Records supplied
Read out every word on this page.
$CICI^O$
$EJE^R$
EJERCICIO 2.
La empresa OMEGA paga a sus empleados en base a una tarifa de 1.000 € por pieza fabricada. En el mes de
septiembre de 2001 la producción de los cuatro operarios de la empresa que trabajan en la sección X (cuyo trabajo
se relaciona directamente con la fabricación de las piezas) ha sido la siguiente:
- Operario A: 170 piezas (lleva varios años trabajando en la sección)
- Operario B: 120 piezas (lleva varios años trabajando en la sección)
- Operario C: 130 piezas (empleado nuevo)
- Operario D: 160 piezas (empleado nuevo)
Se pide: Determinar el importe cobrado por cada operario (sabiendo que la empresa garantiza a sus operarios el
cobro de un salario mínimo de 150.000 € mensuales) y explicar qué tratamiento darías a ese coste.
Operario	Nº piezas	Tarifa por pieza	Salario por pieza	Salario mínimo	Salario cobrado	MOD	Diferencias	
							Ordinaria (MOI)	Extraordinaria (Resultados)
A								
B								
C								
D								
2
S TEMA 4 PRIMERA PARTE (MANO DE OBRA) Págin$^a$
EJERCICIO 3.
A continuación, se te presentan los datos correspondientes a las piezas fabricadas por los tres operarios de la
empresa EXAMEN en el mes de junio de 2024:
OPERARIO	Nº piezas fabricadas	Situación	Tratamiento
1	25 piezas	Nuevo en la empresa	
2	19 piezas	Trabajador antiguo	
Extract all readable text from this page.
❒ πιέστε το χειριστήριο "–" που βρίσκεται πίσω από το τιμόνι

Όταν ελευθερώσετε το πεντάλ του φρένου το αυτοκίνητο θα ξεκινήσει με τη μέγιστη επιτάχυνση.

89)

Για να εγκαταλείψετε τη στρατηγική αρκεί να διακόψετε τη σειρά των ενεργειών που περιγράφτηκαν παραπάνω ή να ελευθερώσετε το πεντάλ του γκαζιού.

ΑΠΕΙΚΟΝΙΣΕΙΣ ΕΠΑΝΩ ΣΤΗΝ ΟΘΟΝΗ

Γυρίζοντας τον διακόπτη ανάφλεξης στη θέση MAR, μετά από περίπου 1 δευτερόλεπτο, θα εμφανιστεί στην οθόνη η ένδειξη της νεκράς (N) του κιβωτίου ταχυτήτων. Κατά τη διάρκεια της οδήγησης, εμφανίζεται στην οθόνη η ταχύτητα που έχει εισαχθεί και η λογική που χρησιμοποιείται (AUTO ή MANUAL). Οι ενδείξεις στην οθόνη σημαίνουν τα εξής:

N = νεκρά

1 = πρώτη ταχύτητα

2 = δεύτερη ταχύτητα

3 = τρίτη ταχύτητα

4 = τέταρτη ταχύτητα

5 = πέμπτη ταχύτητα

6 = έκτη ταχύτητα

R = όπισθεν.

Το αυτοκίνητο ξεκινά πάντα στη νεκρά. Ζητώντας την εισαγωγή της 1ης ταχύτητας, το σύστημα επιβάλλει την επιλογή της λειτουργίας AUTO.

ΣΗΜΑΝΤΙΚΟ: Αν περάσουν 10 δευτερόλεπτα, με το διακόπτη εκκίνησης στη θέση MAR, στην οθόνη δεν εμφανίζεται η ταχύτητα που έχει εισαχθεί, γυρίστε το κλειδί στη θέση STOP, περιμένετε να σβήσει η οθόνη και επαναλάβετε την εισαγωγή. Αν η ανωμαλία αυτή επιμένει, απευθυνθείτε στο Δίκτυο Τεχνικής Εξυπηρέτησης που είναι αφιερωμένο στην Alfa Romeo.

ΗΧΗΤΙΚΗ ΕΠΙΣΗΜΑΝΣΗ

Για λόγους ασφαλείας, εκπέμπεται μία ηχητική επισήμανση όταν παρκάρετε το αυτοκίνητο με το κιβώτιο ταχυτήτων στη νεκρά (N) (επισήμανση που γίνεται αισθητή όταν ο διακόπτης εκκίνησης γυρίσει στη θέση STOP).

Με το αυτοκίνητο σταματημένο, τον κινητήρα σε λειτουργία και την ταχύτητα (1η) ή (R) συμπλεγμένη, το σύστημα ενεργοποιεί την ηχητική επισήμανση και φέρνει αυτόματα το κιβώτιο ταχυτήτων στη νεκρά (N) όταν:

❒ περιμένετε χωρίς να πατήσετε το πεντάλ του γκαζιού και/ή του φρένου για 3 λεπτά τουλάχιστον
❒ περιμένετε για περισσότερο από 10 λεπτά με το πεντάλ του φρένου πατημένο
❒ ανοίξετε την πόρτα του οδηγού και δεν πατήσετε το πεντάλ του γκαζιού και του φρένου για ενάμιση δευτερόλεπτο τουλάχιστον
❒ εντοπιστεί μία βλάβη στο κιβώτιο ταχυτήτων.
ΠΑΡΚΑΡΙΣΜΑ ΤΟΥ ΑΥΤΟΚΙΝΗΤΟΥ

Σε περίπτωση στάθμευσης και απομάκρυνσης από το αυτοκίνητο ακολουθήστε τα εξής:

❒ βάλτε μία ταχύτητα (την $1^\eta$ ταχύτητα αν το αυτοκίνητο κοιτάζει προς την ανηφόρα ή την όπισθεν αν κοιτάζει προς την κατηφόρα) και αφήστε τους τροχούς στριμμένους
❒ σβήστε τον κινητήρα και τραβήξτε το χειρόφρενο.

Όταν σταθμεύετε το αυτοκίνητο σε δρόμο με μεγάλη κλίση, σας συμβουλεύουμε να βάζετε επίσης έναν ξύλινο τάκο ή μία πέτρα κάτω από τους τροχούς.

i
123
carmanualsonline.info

Instructions for the task
Each line of the material above needs to be quoted exactly, please.

Expected answer
Read out every word on this page.
$CICI^O$
$EJE^R$
EJERCICIO 2.
La empresa OMEGA paga a sus empleados en base a una tarifa de 1.000 € por pieza fabricada. En el mes de
septiembre de 2001 la producción de los cuatro operarios de la empresa que trabajan en la sección X (cuyo trabajo
se relaciona directamente con la fabricación de las piezas) ha sido la siguiente:
- Operario A: 170 piezas (lleva varios años trabajando en la sección)
- Operario B: 120 piezas (lleva varios años trabajando en la sección)
- Operario C: 130 piezas (empleado nuevo)
- Operario D: 160 piezas (empleado nuevo)
Se pide: Determinar el importe cobrado por cada operario (sabiendo que la empresa garantiza a sus operarios el
cobro de un salario mínimo de 150.000 € mensuales) y explicar qué tratamiento darías a ese coste.
Operario	Nº piezas	Tarifa por pieza	Salario por pieza	Salario mínimo	Salario cobrado	MOD	Diferencias	
							Ordinaria (MOI)	Extraordinaria (Resultados)
A								
B								
C								
D								
2
S TEMA 4 PRIMERA PARTE (MANO DE OBRA) Págin$^a$
EJERCICIO 3.
A continuación, se te presentan los datos correspondientes a las piezas fabricadas por los tres operarios de la
empresa EXAMEN en el mes de junio de 2024:
OPERARIO	Nº piezas fabricadas	Situación	Tratamiento
1	25 piezas	Nuevo en la empresa	
2	19 piezas	Trabajador antiguo	
Extract all readable text from this page.
❒ πιέστε το χειριστήριο "–" που βρίσκεται πίσω από το τιμόνι

Όταν ελευθερώσετε το πεντάλ του φρένου το αυτοκίνητο θα ξεκινήσει με τη μέγιστη επιτάχυνση.

89)

Για να εγκαταλείψετε τη στρατηγική αρκεί να διακόψετε τη σειρά των ενεργειών που περιγράφτηκαν παραπάνω ή να ελευθερώσετε το πεντάλ του γκαζιού.

ΑΠΕΙΚΟΝΙΣΕΙΣ ΕΠΑΝΩ ΣΤΗΝ ΟΘΟΝΗ

Γυρίζοντας τον διακόπτη ανάφλεξης στη θέση MAR, μετά από περίπου 1 δευτερόλεπτο, θα εμφανιστεί στην οθόνη η ένδειξη της νεκράς (N) του κιβωτίου ταχυτήτων. Κατά τη διάρκεια της οδήγησης, εμφανίζεται στην οθόνη η ταχύτητα που έχει εισαχθεί και η λογική που χρησιμοποιείται (AUTO ή MANUAL). Οι ενδείξεις στην οθόνη σημαίνουν τα εξής:

N = νεκρά

1 = πρώτη ταχύτητα

2 = δεύτερη ταχύτητα

3 = τρίτη ταχύτητα

4 = τέταρτη ταχύτητα

5 = πέμπτη ταχύτητα

6 = έκτη ταχύτητα

R = όπισθεν.

Το αυτοκίνητο ξεκινά πάντα στη νεκρά. Ζητώντας την εισαγωγή της 1ης ταχύτητας, το σύστημα επιβάλλει την επιλογή της λειτουργίας AUTO.

ΣΗΜΑΝΤΙΚΟ: Αν περάσουν 10 δευτερόλεπτα, με το διακόπτη εκκίνησης στη θέση MAR, στην οθόνη δεν εμφανίζεται η ταχύτητα που έχει εισαχθεί, γυρίστε το κλειδί στη θέση STOP, περιμένετε να σβήσει η οθόνη και επαναλάβετε την εισαγωγή. Αν η ανωμαλία αυτή επιμένει, απευθυνθείτε στο Δίκτυο Τεχνικής Εξυπηρέτησης που είναι αφιερωμένο στην Alfa Romeo.

ΗΧΗΤΙΚΗ ΕΠΙΣΗΜΑΝΣΗ

Για λόγους ασφαλείας, εκπέμπεται μία ηχητική επισήμανση όταν παρκάρετε το αυτοκίνητο με το κιβώτιο ταχυτήτων στη νεκρά (N) (επισήμανση που γίνεται αισθητή όταν ο διακόπτης εκκίνησης γυρίσει στη θέση STOP).

Με το αυτοκίνητο σταματημένο, τον κινητήρα σε λειτουργία και την ταχύτητα (1η) ή (R) συμπλεγμένη, το σύστημα ενεργοποιεί την ηχητική επισήμανση και φέρνει αυτόματα το κιβώτιο ταχυτήτων στη νεκρά (N) όταν:

❒ περιμένετε χωρίς να πατήσετε το πεντάλ του γκαζιού και/ή του φρένου για 3 λεπτά τουλάχιστον
❒ περιμένετε για περισσότερο από 10 λεπτά με το πεντάλ του φρένου πατημένο
❒ ανοίξετε την πόρτα του οδηγού και δεν πατήσετε το πεντάλ του γκαζιού και του φρένου για ενάμιση δευτερόλεπτο τουλάχιστον
❒ εντοπιστεί μία βλάβη στο κιβώτιο ταχυτήτων.
ΠΑΡΚΑΡΙΣΜΑ ΤΟΥ ΑΥΤΟΚΙΝΗΤΟΥ

Σε περίπτωση στάθμευσης και απομάκρυνσης από το αυτοκίνητο ακολουθήστε τα εξής:

❒ βάλτε μία ταχύτητα (την $1^\eta$ ταχύτητα αν το αυτοκίνητο κοιτάζει προς την ανηφόρα ή την όπισθεν αν κοιτάζει προς την κατηφόρα) και αφήστε τους τροχούς στριμμένους
❒ σβήστε τον κινητήρα και τραβήξτε το χειρόφρενο.

Όταν σταθμεύετε το αυτοκίνητο σε δρόμο με μεγάλη κλίση, σας συμβουλεύουμε να βάζετε επίσης έναν ξύλινο τάκο ή μία πέτρα κάτω από τους τροχούς.

i
123
carmanualsonline.info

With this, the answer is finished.